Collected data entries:
* BEGIN *

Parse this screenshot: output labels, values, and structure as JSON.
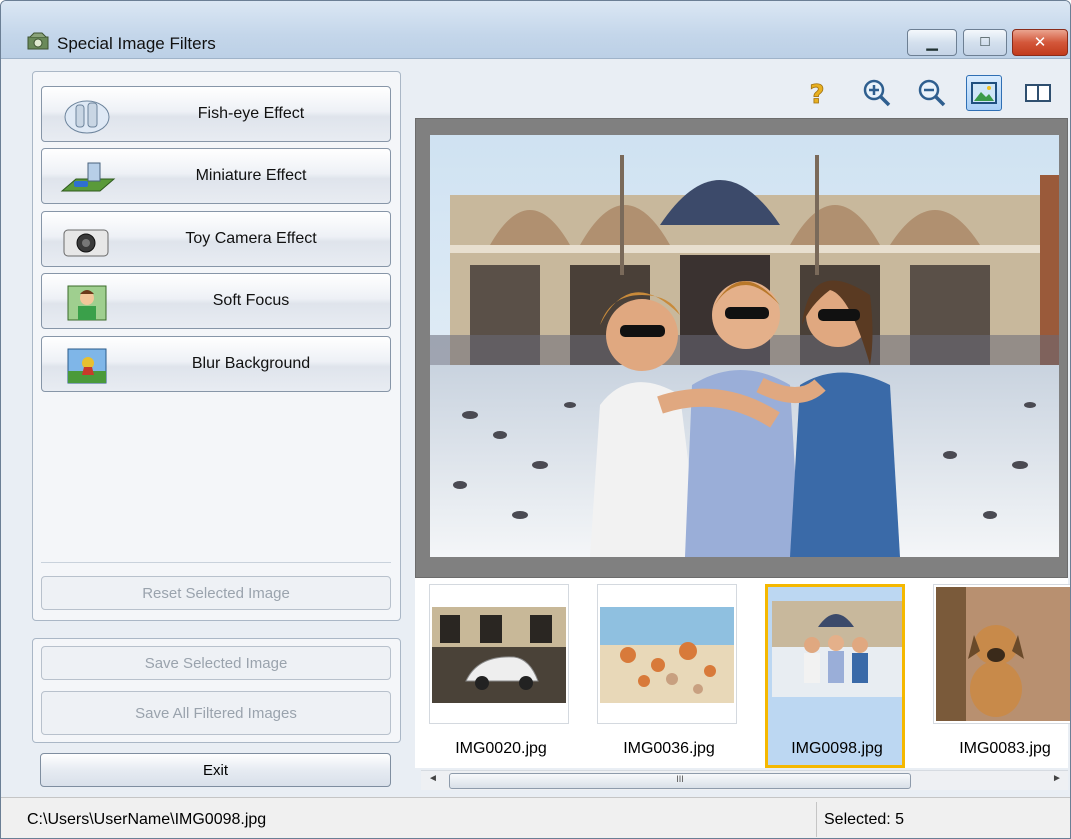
{
  "window": {
    "title": "Special Image Filters"
  },
  "effects": [
    {
      "label": "Fish-eye Effect",
      "icon": "fish-eye-icon"
    },
    {
      "label": "Miniature Effect",
      "icon": "miniature-icon"
    },
    {
      "label": "Toy Camera Effect",
      "icon": "toy-camera-icon"
    },
    {
      "label": "Soft Focus",
      "icon": "soft-focus-icon"
    },
    {
      "label": "Blur Background",
      "icon": "blur-background-icon"
    }
  ],
  "actions": {
    "reset_label": "Reset Selected Image",
    "save_selected_label": "Save Selected Image",
    "save_all_label": "Save All Filtered Images",
    "exit_label": "Exit"
  },
  "toolbar": {
    "icons": [
      "help-icon",
      "zoom-in-icon",
      "zoom-out-icon",
      "whole-image-view-icon",
      "compare-view-icon"
    ]
  },
  "thumbnails": [
    {
      "name": "IMG0020.jpg",
      "selected": false
    },
    {
      "name": "IMG0036.jpg",
      "selected": false
    },
    {
      "name": "IMG0098.jpg",
      "selected": true
    },
    {
      "name": "IMG0083.jpg",
      "selected": false
    }
  ],
  "scrollbar": {
    "grip": "III"
  },
  "status": {
    "path": "C:\\Users\\UserName\\IMG0098.jpg",
    "selected": "Selected: 5"
  },
  "colors": {
    "selection": "#f5b800",
    "titlebar": "#c4d6ea",
    "close": "#d3573a"
  }
}
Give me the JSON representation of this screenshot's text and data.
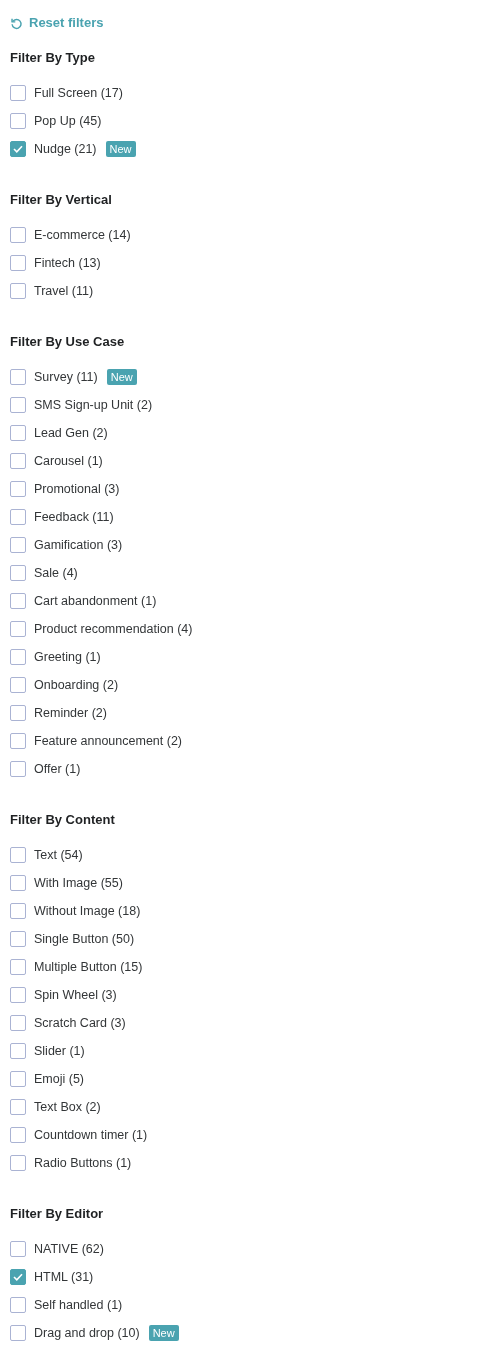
{
  "reset": {
    "label": "Reset filters"
  },
  "sections": [
    {
      "title": "Filter By Type",
      "options": [
        {
          "label": "Full Screen (17)",
          "checked": false
        },
        {
          "label": "Pop Up (45)",
          "checked": false
        },
        {
          "label": "Nudge (21)",
          "checked": true,
          "badge": "New"
        }
      ]
    },
    {
      "title": "Filter By Vertical",
      "options": [
        {
          "label": "E-commerce (14)",
          "checked": false
        },
        {
          "label": "Fintech (13)",
          "checked": false
        },
        {
          "label": "Travel (11)",
          "checked": false
        }
      ]
    },
    {
      "title": "Filter By Use Case",
      "options": [
        {
          "label": "Survey (11)",
          "checked": false,
          "badge": "New"
        },
        {
          "label": "SMS Sign-up Unit (2)",
          "checked": false
        },
        {
          "label": "Lead Gen (2)",
          "checked": false
        },
        {
          "label": "Carousel (1)",
          "checked": false
        },
        {
          "label": "Promotional (3)",
          "checked": false
        },
        {
          "label": "Feedback (11)",
          "checked": false
        },
        {
          "label": "Gamification (3)",
          "checked": false
        },
        {
          "label": "Sale (4)",
          "checked": false
        },
        {
          "label": "Cart abandonment (1)",
          "checked": false
        },
        {
          "label": "Product recommendation (4)",
          "checked": false
        },
        {
          "label": "Greeting (1)",
          "checked": false
        },
        {
          "label": "Onboarding (2)",
          "checked": false
        },
        {
          "label": "Reminder (2)",
          "checked": false
        },
        {
          "label": "Feature announcement (2)",
          "checked": false
        },
        {
          "label": "Offer (1)",
          "checked": false
        }
      ]
    },
    {
      "title": "Filter By Content",
      "options": [
        {
          "label": "Text (54)",
          "checked": false
        },
        {
          "label": "With Image (55)",
          "checked": false
        },
        {
          "label": "Without Image (18)",
          "checked": false
        },
        {
          "label": "Single Button (50)",
          "checked": false
        },
        {
          "label": "Multiple Button (15)",
          "checked": false
        },
        {
          "label": "Spin Wheel (3)",
          "checked": false
        },
        {
          "label": "Scratch Card (3)",
          "checked": false
        },
        {
          "label": "Slider (1)",
          "checked": false
        },
        {
          "label": "Emoji (5)",
          "checked": false
        },
        {
          "label": "Text Box (2)",
          "checked": false
        },
        {
          "label": "Countdown timer (1)",
          "checked": false
        },
        {
          "label": "Radio Buttons (1)",
          "checked": false
        }
      ]
    },
    {
      "title": "Filter By Editor",
      "options": [
        {
          "label": "NATIVE (62)",
          "checked": false
        },
        {
          "label": "HTML (31)",
          "checked": true
        },
        {
          "label": "Self handled (1)",
          "checked": false
        },
        {
          "label": "Drag and drop (10)",
          "checked": false,
          "badge": "New"
        }
      ]
    }
  ]
}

* END *

#### TASK BRIEF
Look above for lines with the word "Save" and copy them all.

#### SOLUTION TO THIS TASK
    "save_selected_label": "Save Selected Image",
    "save_all_label": "Save All Filtered Images",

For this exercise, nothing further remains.